Short problem: Copy every line of the data exactly, leaving nothing out.

Data for the task:

────────────────────

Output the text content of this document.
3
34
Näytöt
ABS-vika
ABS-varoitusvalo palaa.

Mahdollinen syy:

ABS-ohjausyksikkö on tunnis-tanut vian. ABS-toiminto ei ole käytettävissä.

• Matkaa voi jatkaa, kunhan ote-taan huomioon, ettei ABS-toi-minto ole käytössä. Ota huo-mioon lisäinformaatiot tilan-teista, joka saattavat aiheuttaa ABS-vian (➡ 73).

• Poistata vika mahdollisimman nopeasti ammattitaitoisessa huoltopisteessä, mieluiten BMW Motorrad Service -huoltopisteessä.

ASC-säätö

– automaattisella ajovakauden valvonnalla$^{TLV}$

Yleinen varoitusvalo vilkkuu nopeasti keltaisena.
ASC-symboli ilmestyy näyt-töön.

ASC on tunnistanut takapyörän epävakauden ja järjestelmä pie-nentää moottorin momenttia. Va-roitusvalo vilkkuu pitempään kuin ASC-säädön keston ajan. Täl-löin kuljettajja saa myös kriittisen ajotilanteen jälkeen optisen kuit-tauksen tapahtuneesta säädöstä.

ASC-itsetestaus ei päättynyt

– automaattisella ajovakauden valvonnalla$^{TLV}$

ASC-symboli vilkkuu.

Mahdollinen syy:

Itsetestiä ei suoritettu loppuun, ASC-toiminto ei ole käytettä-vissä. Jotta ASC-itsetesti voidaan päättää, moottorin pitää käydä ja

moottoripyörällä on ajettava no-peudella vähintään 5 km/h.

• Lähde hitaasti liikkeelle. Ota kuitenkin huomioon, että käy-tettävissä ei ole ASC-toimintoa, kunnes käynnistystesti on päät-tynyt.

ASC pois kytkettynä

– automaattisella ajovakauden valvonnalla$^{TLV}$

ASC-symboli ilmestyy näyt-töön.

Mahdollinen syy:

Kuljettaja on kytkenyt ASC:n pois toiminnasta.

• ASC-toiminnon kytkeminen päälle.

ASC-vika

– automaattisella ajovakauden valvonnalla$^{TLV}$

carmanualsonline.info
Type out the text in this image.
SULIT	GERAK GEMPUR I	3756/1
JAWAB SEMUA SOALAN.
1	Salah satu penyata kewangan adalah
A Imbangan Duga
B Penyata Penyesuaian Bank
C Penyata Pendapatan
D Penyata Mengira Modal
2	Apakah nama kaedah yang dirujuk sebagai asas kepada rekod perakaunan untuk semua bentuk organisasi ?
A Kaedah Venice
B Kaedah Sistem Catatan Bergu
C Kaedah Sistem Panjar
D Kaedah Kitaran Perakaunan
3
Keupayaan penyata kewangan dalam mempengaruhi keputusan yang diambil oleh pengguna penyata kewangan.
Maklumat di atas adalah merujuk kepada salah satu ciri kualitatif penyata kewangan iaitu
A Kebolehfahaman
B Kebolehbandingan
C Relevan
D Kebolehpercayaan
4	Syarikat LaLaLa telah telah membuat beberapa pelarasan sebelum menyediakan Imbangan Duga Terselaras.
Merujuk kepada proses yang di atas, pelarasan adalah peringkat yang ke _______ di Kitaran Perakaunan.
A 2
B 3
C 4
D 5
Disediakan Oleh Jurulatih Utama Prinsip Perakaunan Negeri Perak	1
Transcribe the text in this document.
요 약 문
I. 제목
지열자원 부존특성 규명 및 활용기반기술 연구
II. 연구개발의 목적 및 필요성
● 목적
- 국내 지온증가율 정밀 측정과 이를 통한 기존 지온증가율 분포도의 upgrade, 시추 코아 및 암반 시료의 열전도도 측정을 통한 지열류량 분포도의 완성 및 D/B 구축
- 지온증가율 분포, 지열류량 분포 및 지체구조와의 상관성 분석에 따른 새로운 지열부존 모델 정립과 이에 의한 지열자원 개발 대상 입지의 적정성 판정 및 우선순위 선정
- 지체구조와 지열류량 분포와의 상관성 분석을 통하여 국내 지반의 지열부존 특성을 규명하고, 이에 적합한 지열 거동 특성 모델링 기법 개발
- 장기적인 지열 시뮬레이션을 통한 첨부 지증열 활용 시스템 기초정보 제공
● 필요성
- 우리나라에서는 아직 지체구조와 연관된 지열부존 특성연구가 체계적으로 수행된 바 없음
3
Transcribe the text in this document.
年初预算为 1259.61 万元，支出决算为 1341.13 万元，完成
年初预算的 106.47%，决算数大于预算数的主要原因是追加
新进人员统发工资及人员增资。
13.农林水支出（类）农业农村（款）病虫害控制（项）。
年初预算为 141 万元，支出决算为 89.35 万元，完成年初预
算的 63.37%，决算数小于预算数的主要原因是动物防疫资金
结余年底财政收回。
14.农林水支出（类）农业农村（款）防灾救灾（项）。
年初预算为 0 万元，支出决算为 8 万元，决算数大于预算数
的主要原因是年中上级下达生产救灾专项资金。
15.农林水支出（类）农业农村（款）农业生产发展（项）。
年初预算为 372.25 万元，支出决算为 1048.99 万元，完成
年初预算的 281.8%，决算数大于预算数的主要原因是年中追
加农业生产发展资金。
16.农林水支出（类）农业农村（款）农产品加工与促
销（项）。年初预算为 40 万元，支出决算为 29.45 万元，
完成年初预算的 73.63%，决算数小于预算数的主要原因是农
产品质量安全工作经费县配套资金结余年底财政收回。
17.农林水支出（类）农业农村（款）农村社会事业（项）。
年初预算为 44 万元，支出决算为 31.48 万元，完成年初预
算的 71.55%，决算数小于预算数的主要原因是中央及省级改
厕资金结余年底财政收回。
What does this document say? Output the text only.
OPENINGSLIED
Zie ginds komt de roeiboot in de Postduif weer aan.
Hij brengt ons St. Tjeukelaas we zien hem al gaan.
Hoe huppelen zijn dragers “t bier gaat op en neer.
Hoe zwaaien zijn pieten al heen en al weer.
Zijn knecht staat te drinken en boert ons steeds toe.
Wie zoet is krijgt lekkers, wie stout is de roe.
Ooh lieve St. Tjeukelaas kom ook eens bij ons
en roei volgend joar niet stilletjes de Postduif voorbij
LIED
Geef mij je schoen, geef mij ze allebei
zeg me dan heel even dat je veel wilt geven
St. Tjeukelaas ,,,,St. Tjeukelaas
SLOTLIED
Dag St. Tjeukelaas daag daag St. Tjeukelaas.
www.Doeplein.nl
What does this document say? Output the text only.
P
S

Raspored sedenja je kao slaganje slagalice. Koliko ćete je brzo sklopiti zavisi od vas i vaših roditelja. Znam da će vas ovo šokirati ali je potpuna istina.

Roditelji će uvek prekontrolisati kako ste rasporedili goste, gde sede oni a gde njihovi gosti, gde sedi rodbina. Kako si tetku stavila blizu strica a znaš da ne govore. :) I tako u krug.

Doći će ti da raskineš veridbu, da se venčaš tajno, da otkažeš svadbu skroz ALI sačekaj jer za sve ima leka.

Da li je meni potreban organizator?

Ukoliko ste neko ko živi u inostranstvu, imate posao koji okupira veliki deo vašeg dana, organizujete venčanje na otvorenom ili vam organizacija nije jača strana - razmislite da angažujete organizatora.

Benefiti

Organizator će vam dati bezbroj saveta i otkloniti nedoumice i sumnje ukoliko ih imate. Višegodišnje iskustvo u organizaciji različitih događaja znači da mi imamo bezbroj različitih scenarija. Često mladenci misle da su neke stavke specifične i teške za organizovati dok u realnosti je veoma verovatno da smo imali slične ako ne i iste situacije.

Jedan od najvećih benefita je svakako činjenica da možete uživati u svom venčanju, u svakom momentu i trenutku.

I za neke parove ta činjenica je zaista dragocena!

────────────────────

Exercise output:
Output the text content of this document.
3
34
Näytöt
ABS-vika
ABS-varoitusvalo palaa.

Mahdollinen syy:

ABS-ohjausyksikkö on tunnis-tanut vian. ABS-toiminto ei ole käytettävissä.

• Matkaa voi jatkaa, kunhan ote-taan huomioon, ettei ABS-toi-minto ole käytössä. Ota huo-mioon lisäinformaatiot tilan-teista, joka saattavat aiheuttaa ABS-vian (➡ 73).

• Poistata vika mahdollisimman nopeasti ammattitaitoisessa huoltopisteessä, mieluiten BMW Motorrad Service -huoltopisteessä.

ASC-säätö

– automaattisella ajovakauden valvonnalla$^{TLV}$

Yleinen varoitusvalo vilkkuu nopeasti keltaisena.
ASC-symboli ilmestyy näyt-töön.

ASC on tunnistanut takapyörän epävakauden ja järjestelmä pie-nentää moottorin momenttia. Va-roitusvalo vilkkuu pitempään kuin ASC-säädön keston ajan. Täl-löin kuljettajja saa myös kriittisen ajotilanteen jälkeen optisen kuit-tauksen tapahtuneesta säädöstä.

ASC-itsetestaus ei päättynyt

– automaattisella ajovakauden valvonnalla$^{TLV}$

ASC-symboli vilkkuu.

Mahdollinen syy:

Itsetestiä ei suoritettu loppuun, ASC-toiminto ei ole käytettä-vissä. Jotta ASC-itsetesti voidaan päättää, moottorin pitää käydä ja

moottoripyörällä on ajettava no-peudella vähintään 5 km/h.

• Lähde hitaasti liikkeelle. Ota kuitenkin huomioon, että käy-tettävissä ei ole ASC-toimintoa, kunnes käynnistystesti on päät-tynyt.

ASC pois kytkettynä

– automaattisella ajovakauden valvonnalla$^{TLV}$

ASC-symboli ilmestyy näyt-töön.

Mahdollinen syy:

Kuljettaja on kytkenyt ASC:n pois toiminnasta.

• ASC-toiminnon kytkeminen päälle.

ASC-vika

– automaattisella ajovakauden valvonnalla$^{TLV}$

carmanualsonline.info
Type out the text in this image.
SULIT	GERAK GEMPUR I	3756/1
JAWAB SEMUA SOALAN.
1	Salah satu penyata kewangan adalah
A Imbangan Duga
B Penyata Penyesuaian Bank
C Penyata Pendapatan
D Penyata Mengira Modal
2	Apakah nama kaedah yang dirujuk sebagai asas kepada rekod perakaunan untuk semua bentuk organisasi ?
A Kaedah Venice
B Kaedah Sistem Catatan Bergu
C Kaedah Sistem Panjar
D Kaedah Kitaran Perakaunan
3
Keupayaan penyata kewangan dalam mempengaruhi keputusan yang diambil oleh pengguna penyata kewangan.
Maklumat di atas adalah merujuk kepada salah satu ciri kualitatif penyata kewangan iaitu
A Kebolehfahaman
B Kebolehbandingan
C Relevan
D Kebolehpercayaan
4	Syarikat LaLaLa telah telah membuat beberapa pelarasan sebelum menyediakan Imbangan Duga Terselaras.
Merujuk kepada proses yang di atas, pelarasan adalah peringkat yang ke _______ di Kitaran Perakaunan.
A 2
B 3
C 4
D 5
Disediakan Oleh Jurulatih Utama Prinsip Perakaunan Negeri Perak	1
Transcribe the text in this document.
요 약 문
I. 제목
지열자원 부존특성 규명 및 활용기반기술 연구
II. 연구개발의 목적 및 필요성
● 목적
- 국내 지온증가율 정밀 측정과 이를 통한 기존 지온증가율 분포도의 upgrade, 시추 코아 및 암반 시료의 열전도도 측정을 통한 지열류량 분포도의 완성 및 D/B 구축
- 지온증가율 분포, 지열류량 분포 및 지체구조와의 상관성 분석에 따른 새로운 지열부존 모델 정립과 이에 의한 지열자원 개발 대상 입지의 적정성 판정 및 우선순위 선정
- 지체구조와 지열류량 분포와의 상관성 분석을 통하여 국내 지반의 지열부존 특성을 규명하고, 이에 적합한 지열 거동 특성 모델링 기법 개발
- 장기적인 지열 시뮬레이션을 통한 첨부 지증열 활용 시스템 기초정보 제공
● 필요성
- 우리나라에서는 아직 지체구조와 연관된 지열부존 특성연구가 체계적으로 수행된 바 없음
3
Transcribe the text in this document.
年初预算为 1259.61 万元，支出决算为 1341.13 万元，完成
年初预算的 106.47%，决算数大于预算数的主要原因是追加
新进人员统发工资及人员增资。
13.农林水支出（类）农业农村（款）病虫害控制（项）。
年初预算为 141 万元，支出决算为 89.35 万元，完成年初预
算的 63.37%，决算数小于预算数的主要原因是动物防疫资金
结余年底财政收回。
14.农林水支出（类）农业农村（款）防灾救灾（项）。
年初预算为 0 万元，支出决算为 8 万元，决算数大于预算数
的主要原因是年中上级下达生产救灾专项资金。
15.农林水支出（类）农业农村（款）农业生产发展（项）。
年初预算为 372.25 万元，支出决算为 1048.99 万元，完成
年初预算的 281.8%，决算数大于预算数的主要原因是年中追
加农业生产发展资金。
16.农林水支出（类）农业农村（款）农产品加工与促
销（项）。年初预算为 40 万元，支出决算为 29.45 万元，
完成年初预算的 73.63%，决算数小于预算数的主要原因是农
产品质量安全工作经费县配套资金结余年底财政收回。
17.农林水支出（类）农业农村（款）农村社会事业（项）。
年初预算为 44 万元，支出决算为 31.48 万元，完成年初预
算的 71.55%，决算数小于预算数的主要原因是中央及省级改
厕资金结余年底财政收回。
What does this document say? Output the text only.
OPENINGSLIED
Zie ginds komt de roeiboot in de Postduif weer aan.
Hij brengt ons St. Tjeukelaas we zien hem al gaan.
Hoe huppelen zijn dragers “t bier gaat op en neer.
Hoe zwaaien zijn pieten al heen en al weer.
Zijn knecht staat te drinken en boert ons steeds toe.
Wie zoet is krijgt lekkers, wie stout is de roe.
Ooh lieve St. Tjeukelaas kom ook eens bij ons
en roei volgend joar niet stilletjes de Postduif voorbij
LIED
Geef mij je schoen, geef mij ze allebei
zeg me dan heel even dat je veel wilt geven
St. Tjeukelaas ,,,,St. Tjeukelaas
SLOTLIED
Dag St. Tjeukelaas daag daag St. Tjeukelaas.
www.Doeplein.nl
What does this document say? Output the text only.
P
S

Raspored sedenja je kao slaganje slagalice. Koliko ćete je brzo sklopiti zavisi od vas i vaših roditelja. Znam da će vas ovo šokirati ali je potpuna istina.

Roditelji će uvek prekontrolisati kako ste rasporedili goste, gde sede oni a gde njihovi gosti, gde sedi rodbina. Kako si tetku stavila blizu strica a znaš da ne govore. :) I tako u krug.

Doći će ti da raskineš veridbu, da se venčaš tajno, da otkažeš svadbu skroz ALI sačekaj jer za sve ima leka.

Da li je meni potreban organizator?

Ukoliko ste neko ko živi u inostranstvu, imate posao koji okupira veliki deo vašeg dana, organizujete venčanje na otvorenom ili vam organizacija nije jača strana - razmislite da angažujete organizatora.

Benefiti

Organizator će vam dati bezbroj saveta i otkloniti nedoumice i sumnje ukoliko ih imate. Višegodišnje iskustvo u organizaciji različitih događaja znači da mi imamo bezbroj različitih scenarija. Često mladenci misle da su neke stavke specifične i teške za organizovati dok u realnosti je veoma verovatno da smo imali slične ako ne i iste situacije.

Jedan od najvećih benefita je svakako činjenica da možete uživati u svom venčanju, u svakom momentu i trenutku.

I za neke parove ta činjenica je zaista dragocena!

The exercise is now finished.